Problem to solve.
Read the listing below and copy out every line that holds "JSON".

Figure collection entries.
....

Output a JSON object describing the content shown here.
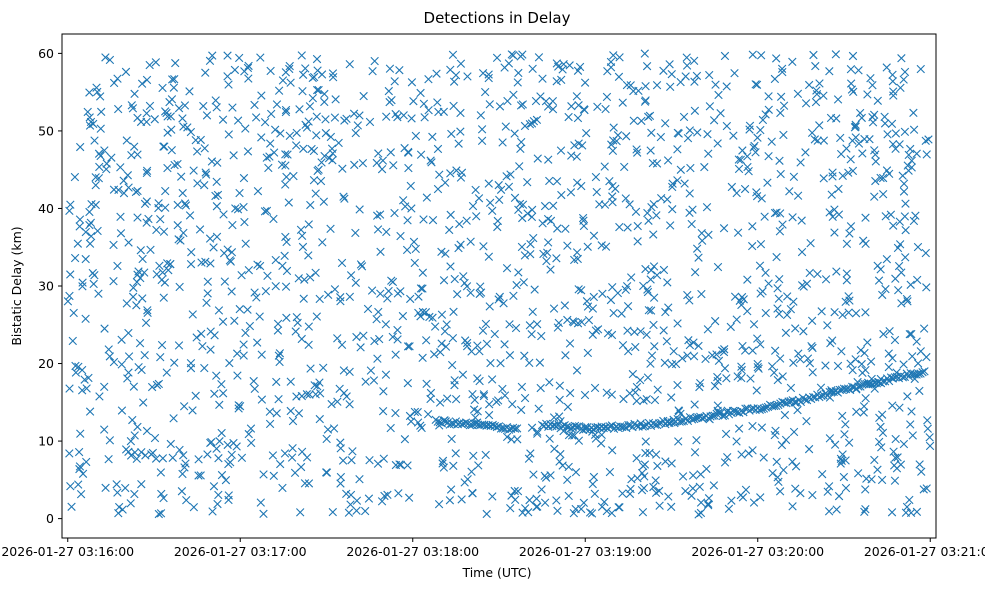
{
  "chart_data": {
    "type": "scatter",
    "title": "Detections in Delay",
    "xlabel": "Time (UTC)",
    "ylabel": "Bistatic Delay (km)",
    "x_start": "2026-01-27 03:15:58",
    "x_end": "2026-01-27 03:21:02",
    "ylim": [
      -2.5,
      62.5
    ],
    "marker": "x",
    "color": "#1f77b4",
    "grid": false,
    "x_ticks": [
      "2026-01-27 03:16:00",
      "2026-01-27 03:17:00",
      "2026-01-27 03:18:00",
      "2026-01-27 03:19:00",
      "2026-01-27 03:20:00",
      "2026-01-27 03:21:00"
    ],
    "y_ticks": [
      0,
      10,
      20,
      30,
      40,
      50,
      60
    ],
    "clutter": {
      "description_count": 1800,
      "time_range": [
        "2026-01-27 03:16:00",
        "2026-01-27 03:21:00"
      ],
      "delay_range": [
        0.5,
        60
      ]
    },
    "series": [
      {
        "points": [
          {
            "t": "2026-01-27 03:18:08",
            "y": 12.5
          },
          {
            "t": "2026-01-27 03:18:15",
            "y": 12.3
          },
          {
            "t": "2026-01-27 03:18:22",
            "y": 12.1
          },
          {
            "t": "2026-01-27 03:18:30",
            "y": 11.8
          },
          {
            "t": "2026-01-27 03:18:37",
            "y": 11.6
          },
          {
            "t": "2026-01-27 03:18:45",
            "y": 12.1
          },
          {
            "t": "2026-01-27 03:19:00",
            "y": 11.6
          },
          {
            "t": "2026-01-27 03:19:15",
            "y": 11.9
          },
          {
            "t": "2026-01-27 03:19:30",
            "y": 12.5
          },
          {
            "t": "2026-01-27 03:19:45",
            "y": 13.3
          },
          {
            "t": "2026-01-27 03:20:00",
            "y": 14.2
          },
          {
            "t": "2026-01-27 03:20:15",
            "y": 15.3
          },
          {
            "t": "2026-01-27 03:20:30",
            "y": 16.6
          },
          {
            "t": "2026-01-27 03:20:45",
            "y": 17.9
          },
          {
            "t": "2026-01-27 03:20:58",
            "y": 19.0
          }
        ]
      }
    ]
  }
}
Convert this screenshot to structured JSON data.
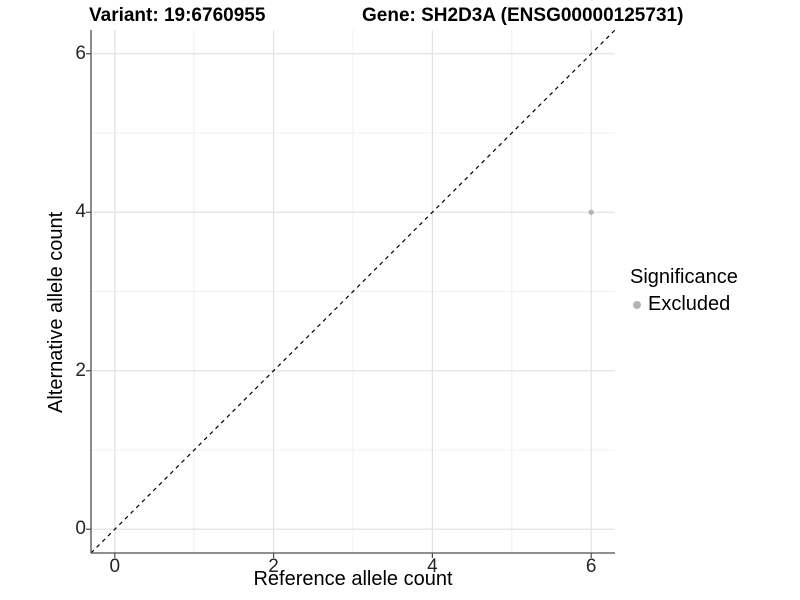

....

Exercise response.
Output a JSON object describing the content shown here.
Convert this screenshot to structured JSON data.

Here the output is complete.